_Directions for this task_
Only the lines from the one containing "Extract the structured" through the last line below should be written out, exactly and with both ends kept.

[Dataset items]
■ ■ ■ ■

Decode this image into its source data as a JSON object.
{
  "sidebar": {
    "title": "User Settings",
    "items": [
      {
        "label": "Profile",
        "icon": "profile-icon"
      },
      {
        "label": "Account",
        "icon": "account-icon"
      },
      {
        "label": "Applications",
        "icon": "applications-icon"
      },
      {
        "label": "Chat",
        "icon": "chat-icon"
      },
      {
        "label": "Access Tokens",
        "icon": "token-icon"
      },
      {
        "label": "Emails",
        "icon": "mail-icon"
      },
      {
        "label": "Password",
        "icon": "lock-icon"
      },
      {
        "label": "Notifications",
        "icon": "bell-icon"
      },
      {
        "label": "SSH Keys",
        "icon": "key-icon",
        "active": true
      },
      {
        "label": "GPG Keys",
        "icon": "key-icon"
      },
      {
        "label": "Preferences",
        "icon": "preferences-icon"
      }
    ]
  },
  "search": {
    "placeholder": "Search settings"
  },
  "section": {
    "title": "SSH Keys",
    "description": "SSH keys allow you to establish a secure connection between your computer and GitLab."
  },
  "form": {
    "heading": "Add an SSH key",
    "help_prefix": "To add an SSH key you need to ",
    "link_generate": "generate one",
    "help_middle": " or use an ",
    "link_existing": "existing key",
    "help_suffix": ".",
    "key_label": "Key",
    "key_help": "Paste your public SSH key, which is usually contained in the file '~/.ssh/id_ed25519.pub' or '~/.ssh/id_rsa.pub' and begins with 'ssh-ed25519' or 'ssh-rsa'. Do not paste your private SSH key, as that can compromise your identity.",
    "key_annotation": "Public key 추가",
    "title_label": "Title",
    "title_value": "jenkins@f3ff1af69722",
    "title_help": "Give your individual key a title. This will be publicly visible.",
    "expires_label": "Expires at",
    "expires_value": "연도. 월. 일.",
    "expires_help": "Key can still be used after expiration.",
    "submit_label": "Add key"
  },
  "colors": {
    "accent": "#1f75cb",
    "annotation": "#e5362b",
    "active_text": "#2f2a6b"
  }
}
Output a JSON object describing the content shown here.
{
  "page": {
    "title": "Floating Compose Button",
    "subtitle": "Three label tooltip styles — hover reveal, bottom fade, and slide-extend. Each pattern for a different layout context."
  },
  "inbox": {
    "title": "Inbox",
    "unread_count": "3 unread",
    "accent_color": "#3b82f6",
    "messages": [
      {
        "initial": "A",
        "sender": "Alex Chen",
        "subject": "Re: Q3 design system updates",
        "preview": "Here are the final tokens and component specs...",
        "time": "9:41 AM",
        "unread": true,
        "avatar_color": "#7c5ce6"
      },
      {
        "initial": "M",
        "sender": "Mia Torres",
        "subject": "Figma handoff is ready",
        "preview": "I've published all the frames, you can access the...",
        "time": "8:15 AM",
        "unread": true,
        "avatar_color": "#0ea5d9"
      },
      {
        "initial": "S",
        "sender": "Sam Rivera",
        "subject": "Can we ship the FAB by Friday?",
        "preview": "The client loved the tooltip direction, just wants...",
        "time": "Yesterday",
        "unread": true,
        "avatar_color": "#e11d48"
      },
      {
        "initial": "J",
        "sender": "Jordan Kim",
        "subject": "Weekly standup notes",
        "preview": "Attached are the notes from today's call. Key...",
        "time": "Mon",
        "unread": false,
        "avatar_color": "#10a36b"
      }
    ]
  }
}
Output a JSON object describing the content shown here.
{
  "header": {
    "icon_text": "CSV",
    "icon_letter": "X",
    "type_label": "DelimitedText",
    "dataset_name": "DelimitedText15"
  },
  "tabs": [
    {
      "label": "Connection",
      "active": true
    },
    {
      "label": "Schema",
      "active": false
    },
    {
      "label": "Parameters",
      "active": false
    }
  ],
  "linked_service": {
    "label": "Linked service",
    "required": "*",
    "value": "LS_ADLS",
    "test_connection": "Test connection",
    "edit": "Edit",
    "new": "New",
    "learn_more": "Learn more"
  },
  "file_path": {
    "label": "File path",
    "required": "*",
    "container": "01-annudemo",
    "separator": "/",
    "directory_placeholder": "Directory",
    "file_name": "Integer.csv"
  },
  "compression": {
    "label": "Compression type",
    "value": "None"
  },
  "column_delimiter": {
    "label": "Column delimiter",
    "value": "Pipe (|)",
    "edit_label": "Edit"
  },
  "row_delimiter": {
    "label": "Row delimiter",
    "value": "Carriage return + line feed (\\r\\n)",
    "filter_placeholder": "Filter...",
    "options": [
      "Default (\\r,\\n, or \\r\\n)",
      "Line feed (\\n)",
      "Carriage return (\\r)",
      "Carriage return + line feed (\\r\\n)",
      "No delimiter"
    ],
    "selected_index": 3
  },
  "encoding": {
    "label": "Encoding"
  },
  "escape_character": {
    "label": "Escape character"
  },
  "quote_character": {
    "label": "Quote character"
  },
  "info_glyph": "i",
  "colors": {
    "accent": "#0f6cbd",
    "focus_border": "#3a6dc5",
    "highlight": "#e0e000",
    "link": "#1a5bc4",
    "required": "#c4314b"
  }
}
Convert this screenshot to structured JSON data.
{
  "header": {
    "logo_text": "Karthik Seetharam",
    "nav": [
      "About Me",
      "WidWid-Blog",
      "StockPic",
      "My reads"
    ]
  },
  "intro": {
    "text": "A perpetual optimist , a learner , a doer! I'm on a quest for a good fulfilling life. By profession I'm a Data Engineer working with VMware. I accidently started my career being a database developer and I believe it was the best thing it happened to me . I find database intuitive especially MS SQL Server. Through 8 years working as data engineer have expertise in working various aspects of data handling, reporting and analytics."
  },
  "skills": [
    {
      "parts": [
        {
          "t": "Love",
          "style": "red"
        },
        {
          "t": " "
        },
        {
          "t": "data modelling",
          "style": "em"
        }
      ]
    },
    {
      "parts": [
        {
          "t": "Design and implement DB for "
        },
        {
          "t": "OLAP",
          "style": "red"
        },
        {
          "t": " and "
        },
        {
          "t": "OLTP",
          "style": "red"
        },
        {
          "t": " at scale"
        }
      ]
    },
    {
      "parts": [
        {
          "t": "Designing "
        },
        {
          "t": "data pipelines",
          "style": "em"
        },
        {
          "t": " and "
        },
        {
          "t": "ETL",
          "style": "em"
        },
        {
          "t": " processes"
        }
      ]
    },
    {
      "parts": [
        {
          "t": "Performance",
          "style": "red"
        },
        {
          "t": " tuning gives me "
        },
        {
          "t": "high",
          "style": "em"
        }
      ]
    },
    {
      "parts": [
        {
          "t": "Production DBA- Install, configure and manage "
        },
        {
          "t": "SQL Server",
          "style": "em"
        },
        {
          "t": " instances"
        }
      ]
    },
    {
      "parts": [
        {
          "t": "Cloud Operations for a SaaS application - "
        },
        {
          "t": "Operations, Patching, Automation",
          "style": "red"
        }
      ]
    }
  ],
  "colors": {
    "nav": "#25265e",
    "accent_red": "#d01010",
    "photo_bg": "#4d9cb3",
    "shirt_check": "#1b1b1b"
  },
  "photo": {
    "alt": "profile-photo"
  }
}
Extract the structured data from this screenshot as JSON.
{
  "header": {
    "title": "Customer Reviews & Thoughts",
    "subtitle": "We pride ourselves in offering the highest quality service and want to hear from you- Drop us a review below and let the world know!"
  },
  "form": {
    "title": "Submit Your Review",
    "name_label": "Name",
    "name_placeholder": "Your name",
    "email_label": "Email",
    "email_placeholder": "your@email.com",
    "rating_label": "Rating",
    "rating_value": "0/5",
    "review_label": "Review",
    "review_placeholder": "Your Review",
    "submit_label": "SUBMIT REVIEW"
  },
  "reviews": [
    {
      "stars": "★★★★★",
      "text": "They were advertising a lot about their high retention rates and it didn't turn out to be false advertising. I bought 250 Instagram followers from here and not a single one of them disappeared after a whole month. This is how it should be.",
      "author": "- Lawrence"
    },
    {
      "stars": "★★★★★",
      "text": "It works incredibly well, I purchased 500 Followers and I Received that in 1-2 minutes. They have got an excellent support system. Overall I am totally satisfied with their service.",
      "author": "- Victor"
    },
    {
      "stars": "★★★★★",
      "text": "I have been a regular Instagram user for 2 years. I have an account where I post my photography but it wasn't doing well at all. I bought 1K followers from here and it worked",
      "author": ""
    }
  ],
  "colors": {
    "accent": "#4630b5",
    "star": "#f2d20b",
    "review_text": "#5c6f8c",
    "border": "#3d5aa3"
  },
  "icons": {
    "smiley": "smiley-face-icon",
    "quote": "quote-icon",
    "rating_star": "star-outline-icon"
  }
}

■ ■ ■ ■

_Complete answer_
Extract the structured data from this screenshot as JSON.
{
  "header": {
    "title": "Customer Reviews & Thoughts",
    "subtitle": "We pride ourselves in offering the highest quality service and want to hear from you- Drop us a review below and let the world know!"
  },
  "form": {
    "title": "Submit Your Review",
    "name_label": "Name",
    "name_placeholder": "Your name",
    "email_label": "Email",
    "email_placeholder": "your@email.com",
    "rating_label": "Rating",
    "rating_value": "0/5",
    "review_label": "Review",
    "review_placeholder": "Your Review",
    "submit_label": "SUBMIT REVIEW"
  },
  "reviews": [
    {
      "stars": "★★★★★",
      "text": "They were advertising a lot about their high retention rates and it didn't turn out to be false advertising. I bought 250 Instagram followers from here and not a single one of them disappeared after a whole month. This is how it should be.",
      "author": "- Lawrence"
    },
    {
      "stars": "★★★★★",
      "text": "It works incredibly well, I purchased 500 Followers and I Received that in 1-2 minutes. They have got an excellent support system. Overall I am totally satisfied with their service.",
      "author": "- Victor"
    },
    {
      "stars": "★★★★★",
      "text": "I have been a regular Instagram user for 2 years. I have an account where I post my photography but it wasn't doing well at all. I bought 1K followers from here and it worked",
      "author": ""
    }
  ],
  "colors": {
    "accent": "#4630b5",
    "star": "#f2d20b",
    "review_text": "#5c6f8c",
    "border": "#3d5aa3"
  },
  "icons": {
    "smiley": "smiley-face-icon",
    "quote": "quote-icon",
    "rating_star": "star-outline-icon"
  }
}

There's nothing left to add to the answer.